### Data provided
◇ ◇ ◇ ◇ ◇ ◇ ◇

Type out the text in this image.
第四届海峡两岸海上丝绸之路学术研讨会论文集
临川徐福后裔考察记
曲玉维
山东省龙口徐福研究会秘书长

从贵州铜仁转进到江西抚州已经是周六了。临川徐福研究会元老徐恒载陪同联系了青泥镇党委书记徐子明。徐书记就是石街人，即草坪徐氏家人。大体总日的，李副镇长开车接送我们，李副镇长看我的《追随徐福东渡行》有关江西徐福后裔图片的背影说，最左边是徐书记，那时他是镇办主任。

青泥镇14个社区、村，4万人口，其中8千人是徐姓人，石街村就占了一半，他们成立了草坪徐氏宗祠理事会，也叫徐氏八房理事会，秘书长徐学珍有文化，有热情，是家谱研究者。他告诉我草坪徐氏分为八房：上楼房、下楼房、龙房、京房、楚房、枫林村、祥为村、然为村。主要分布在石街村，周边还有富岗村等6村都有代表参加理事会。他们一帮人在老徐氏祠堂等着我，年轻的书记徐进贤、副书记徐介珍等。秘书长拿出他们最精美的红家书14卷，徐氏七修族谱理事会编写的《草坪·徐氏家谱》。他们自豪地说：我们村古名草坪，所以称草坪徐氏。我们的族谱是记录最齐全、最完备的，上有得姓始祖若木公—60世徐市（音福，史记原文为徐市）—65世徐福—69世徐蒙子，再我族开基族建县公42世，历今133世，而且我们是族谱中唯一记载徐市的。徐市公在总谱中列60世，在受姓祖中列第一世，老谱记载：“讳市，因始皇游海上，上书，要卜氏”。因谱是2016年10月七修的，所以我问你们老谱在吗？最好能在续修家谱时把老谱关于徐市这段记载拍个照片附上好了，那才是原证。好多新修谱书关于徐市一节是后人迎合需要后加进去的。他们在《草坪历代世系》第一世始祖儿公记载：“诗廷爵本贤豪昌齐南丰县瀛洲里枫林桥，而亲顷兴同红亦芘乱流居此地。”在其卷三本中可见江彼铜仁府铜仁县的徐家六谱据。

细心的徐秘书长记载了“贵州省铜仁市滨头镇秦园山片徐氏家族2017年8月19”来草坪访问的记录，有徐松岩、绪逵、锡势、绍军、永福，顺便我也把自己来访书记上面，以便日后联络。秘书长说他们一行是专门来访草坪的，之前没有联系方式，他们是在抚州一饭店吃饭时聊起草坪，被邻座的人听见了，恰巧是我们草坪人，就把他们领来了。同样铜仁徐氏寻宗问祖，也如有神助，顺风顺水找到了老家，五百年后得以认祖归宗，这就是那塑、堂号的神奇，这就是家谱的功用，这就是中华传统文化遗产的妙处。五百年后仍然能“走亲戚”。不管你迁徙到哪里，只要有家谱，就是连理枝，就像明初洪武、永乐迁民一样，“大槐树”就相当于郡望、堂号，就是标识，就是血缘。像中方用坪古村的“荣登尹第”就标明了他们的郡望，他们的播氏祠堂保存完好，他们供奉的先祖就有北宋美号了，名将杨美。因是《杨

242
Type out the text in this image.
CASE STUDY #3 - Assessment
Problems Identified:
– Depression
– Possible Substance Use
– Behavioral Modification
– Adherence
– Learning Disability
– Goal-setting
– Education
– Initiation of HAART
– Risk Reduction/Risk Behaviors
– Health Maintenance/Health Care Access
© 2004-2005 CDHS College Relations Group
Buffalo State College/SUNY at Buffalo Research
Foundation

◇ ◇ ◇ ◇ ◇ ◇ ◇

### Exercise aim
Return all the lines that contain the string "College".

### Answer to this task
© 2004-2005 CDHS College Relations Group
Buffalo State College/SUNY at Buffalo Research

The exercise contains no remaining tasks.